Task goal: Reproduce all of the listing below without alteration.

Records from a data source:
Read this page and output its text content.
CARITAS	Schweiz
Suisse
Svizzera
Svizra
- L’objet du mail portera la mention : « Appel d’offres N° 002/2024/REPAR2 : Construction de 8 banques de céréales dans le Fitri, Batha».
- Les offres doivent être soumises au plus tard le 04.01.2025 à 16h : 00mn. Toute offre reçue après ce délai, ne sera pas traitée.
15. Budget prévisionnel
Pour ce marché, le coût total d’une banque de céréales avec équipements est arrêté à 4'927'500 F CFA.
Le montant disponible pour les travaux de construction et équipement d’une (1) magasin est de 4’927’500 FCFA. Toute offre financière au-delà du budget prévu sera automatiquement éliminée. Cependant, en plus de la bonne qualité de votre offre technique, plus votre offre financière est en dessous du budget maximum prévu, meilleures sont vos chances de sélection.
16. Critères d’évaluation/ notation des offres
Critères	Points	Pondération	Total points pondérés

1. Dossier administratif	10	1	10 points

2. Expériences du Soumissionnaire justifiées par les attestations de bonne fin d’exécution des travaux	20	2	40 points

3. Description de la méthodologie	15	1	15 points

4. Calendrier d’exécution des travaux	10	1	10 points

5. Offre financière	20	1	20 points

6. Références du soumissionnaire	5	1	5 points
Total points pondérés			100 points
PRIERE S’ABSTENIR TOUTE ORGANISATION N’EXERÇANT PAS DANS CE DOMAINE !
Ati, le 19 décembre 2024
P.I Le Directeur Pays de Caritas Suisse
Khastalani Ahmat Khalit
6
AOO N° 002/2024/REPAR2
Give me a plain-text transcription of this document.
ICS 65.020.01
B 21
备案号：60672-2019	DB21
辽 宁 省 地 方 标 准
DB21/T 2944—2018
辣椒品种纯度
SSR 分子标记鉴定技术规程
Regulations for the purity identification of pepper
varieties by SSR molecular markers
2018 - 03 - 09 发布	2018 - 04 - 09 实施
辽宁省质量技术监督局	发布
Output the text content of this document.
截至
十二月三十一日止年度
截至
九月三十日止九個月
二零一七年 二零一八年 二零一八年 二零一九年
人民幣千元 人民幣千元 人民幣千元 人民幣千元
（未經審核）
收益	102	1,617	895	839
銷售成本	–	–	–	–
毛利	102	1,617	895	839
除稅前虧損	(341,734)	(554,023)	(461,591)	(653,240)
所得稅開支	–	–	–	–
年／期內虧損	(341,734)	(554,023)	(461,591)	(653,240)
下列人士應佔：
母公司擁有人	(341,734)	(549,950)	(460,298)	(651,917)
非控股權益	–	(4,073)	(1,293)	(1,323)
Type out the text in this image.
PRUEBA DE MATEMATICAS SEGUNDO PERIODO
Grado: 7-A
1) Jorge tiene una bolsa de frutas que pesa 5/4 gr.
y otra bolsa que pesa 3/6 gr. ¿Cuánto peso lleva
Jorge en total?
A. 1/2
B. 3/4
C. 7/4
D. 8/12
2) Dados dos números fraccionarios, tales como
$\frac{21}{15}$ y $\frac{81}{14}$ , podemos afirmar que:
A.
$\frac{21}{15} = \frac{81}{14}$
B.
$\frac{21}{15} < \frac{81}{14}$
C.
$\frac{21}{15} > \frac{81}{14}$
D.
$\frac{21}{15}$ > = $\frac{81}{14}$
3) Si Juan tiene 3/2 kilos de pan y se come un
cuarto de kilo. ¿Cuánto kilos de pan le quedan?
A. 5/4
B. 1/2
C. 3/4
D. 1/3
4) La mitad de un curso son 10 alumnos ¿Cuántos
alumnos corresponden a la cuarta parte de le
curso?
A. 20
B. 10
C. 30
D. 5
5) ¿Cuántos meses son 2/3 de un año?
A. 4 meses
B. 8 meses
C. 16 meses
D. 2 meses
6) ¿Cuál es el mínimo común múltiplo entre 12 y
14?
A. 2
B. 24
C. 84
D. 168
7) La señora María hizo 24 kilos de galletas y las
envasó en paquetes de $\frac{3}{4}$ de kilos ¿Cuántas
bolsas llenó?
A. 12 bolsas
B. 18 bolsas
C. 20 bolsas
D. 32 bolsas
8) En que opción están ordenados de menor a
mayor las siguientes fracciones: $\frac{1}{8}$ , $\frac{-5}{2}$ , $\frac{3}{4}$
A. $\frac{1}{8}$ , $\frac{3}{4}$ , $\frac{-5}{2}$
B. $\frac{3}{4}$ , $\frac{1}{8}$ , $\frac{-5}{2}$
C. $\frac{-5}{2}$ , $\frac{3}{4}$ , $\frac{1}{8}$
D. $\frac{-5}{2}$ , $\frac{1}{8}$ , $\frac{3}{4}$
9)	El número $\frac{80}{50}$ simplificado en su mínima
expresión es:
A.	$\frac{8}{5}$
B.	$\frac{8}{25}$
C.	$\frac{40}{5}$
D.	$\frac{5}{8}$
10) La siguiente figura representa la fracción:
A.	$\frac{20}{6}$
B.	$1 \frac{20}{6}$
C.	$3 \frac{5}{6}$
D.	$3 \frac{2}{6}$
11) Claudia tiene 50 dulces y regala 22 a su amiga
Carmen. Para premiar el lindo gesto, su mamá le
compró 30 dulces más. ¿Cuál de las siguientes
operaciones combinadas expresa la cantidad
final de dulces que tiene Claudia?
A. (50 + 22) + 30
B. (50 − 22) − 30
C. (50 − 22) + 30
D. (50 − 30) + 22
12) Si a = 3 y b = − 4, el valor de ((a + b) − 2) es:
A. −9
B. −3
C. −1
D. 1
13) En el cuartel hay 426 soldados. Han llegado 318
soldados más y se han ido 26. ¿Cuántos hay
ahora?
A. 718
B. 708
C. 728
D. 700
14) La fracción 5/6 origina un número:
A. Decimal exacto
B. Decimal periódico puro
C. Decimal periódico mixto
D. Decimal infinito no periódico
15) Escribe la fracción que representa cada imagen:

Answer to this task:
Read this page and output its text content.
CARITAS	Schweiz
Suisse
Svizzera
Svizra
- L’objet du mail portera la mention : « Appel d’offres N° 002/2024/REPAR2 : Construction de 8 banques de céréales dans le Fitri, Batha».
- Les offres doivent être soumises au plus tard le 04.01.2025 à 16h : 00mn. Toute offre reçue après ce délai, ne sera pas traitée.
15. Budget prévisionnel
Pour ce marché, le coût total d’une banque de céréales avec équipements est arrêté à 4'927'500 F CFA.
Le montant disponible pour les travaux de construction et équipement d’une (1) magasin est de 4’927’500 FCFA. Toute offre financière au-delà du budget prévu sera automatiquement éliminée. Cependant, en plus de la bonne qualité de votre offre technique, plus votre offre financière est en dessous du budget maximum prévu, meilleures sont vos chances de sélection.
16. Critères d’évaluation/ notation des offres
Critères	Points	Pondération	Total points pondérés

1. Dossier administratif	10	1	10 points

2. Expériences du Soumissionnaire justifiées par les attestations de bonne fin d’exécution des travaux	20	2	40 points

3. Description de la méthodologie	15	1	15 points

4. Calendrier d’exécution des travaux	10	1	10 points

5. Offre financière	20	1	20 points

6. Références du soumissionnaire	5	1	5 points
Total points pondérés			100 points
PRIERE S’ABSTENIR TOUTE ORGANISATION N’EXERÇANT PAS DANS CE DOMAINE !
Ati, le 19 décembre 2024
P.I Le Directeur Pays de Caritas Suisse
Khastalani Ahmat Khalit
6
AOO N° 002/2024/REPAR2
Give me a plain-text transcription of this document.
ICS 65.020.01
B 21
备案号：60672-2019	DB21
辽 宁 省 地 方 标 准
DB21/T 2944—2018
辣椒品种纯度
SSR 分子标记鉴定技术规程
Regulations for the purity identification of pepper
varieties by SSR molecular markers
2018 - 03 - 09 发布	2018 - 04 - 09 实施
辽宁省质量技术监督局	发布
Output the text content of this document.
截至
十二月三十一日止年度
截至
九月三十日止九個月
二零一七年 二零一八年 二零一八年 二零一九年
人民幣千元 人民幣千元 人民幣千元 人民幣千元
（未經審核）
收益	102	1,617	895	839
銷售成本	–	–	–	–
毛利	102	1,617	895	839
除稅前虧損	(341,734)	(554,023)	(461,591)	(653,240)
所得稅開支	–	–	–	–
年／期內虧損	(341,734)	(554,023)	(461,591)	(653,240)
下列人士應佔：
母公司擁有人	(341,734)	(549,950)	(460,298)	(651,917)
非控股權益	–	(4,073)	(1,293)	(1,323)
Type out the text in this image.
PRUEBA DE MATEMATICAS SEGUNDO PERIODO
Grado: 7-A
1) Jorge tiene una bolsa de frutas que pesa 5/4 gr.
y otra bolsa que pesa 3/6 gr. ¿Cuánto peso lleva
Jorge en total?
A. 1/2
B. 3/4
C. 7/4
D. 8/12
2) Dados dos números fraccionarios, tales como
$\frac{21}{15}$ y $\frac{81}{14}$ , podemos afirmar que:
A.
$\frac{21}{15} = \frac{81}{14}$
B.
$\frac{21}{15} < \frac{81}{14}$
C.
$\frac{21}{15} > \frac{81}{14}$
D.
$\frac{21}{15}$ > = $\frac{81}{14}$
3) Si Juan tiene 3/2 kilos de pan y se come un
cuarto de kilo. ¿Cuánto kilos de pan le quedan?
A. 5/4
B. 1/2
C. 3/4
D. 1/3
4) La mitad de un curso son 10 alumnos ¿Cuántos
alumnos corresponden a la cuarta parte de le
curso?
A. 20
B. 10
C. 30
D. 5
5) ¿Cuántos meses son 2/3 de un año?
A. 4 meses
B. 8 meses
C. 16 meses
D. 2 meses
6) ¿Cuál es el mínimo común múltiplo entre 12 y
14?
A. 2
B. 24
C. 84
D. 168
7) La señora María hizo 24 kilos de galletas y las
envasó en paquetes de $\frac{3}{4}$ de kilos ¿Cuántas
bolsas llenó?
A. 12 bolsas
B. 18 bolsas
C. 20 bolsas
D. 32 bolsas
8) En que opción están ordenados de menor a
mayor las siguientes fracciones: $\frac{1}{8}$ , $\frac{-5}{2}$ , $\frac{3}{4}$
A. $\frac{1}{8}$ , $\frac{3}{4}$ , $\frac{-5}{2}$
B. $\frac{3}{4}$ , $\frac{1}{8}$ , $\frac{-5}{2}$
C. $\frac{-5}{2}$ , $\frac{3}{4}$ , $\frac{1}{8}$
D. $\frac{-5}{2}$ , $\frac{1}{8}$ , $\frac{3}{4}$
9)	El número $\frac{80}{50}$ simplificado en su mínima
expresión es:
A.	$\frac{8}{5}$
B.	$\frac{8}{25}$
C.	$\frac{40}{5}$
D.	$\frac{5}{8}$
10) La siguiente figura representa la fracción:
A.	$\frac{20}{6}$
B.	$1 \frac{20}{6}$
C.	$3 \frac{5}{6}$
D.	$3 \frac{2}{6}$
11) Claudia tiene 50 dulces y regala 22 a su amiga
Carmen. Para premiar el lindo gesto, su mamá le
compró 30 dulces más. ¿Cuál de las siguientes
operaciones combinadas expresa la cantidad
final de dulces que tiene Claudia?
A. (50 + 22) + 30
B. (50 − 22) − 30
C. (50 − 22) + 30
D. (50 − 30) + 22
12) Si a = 3 y b = − 4, el valor de ((a + b) − 2) es:
A. −9
B. −3
C. −1
D. 1
13) En el cuartel hay 426 soldados. Han llegado 318
soldados más y se han ido 26. ¿Cuántos hay
ahora?
A. 718
B. 708
C. 728
D. 700
14) La fracción 5/6 origina un número:
A. Decimal exacto
B. Decimal periódico puro
C. Decimal periódico mixto
D. Decimal infinito no periódico
15) Escribe la fracción que representa cada imagen:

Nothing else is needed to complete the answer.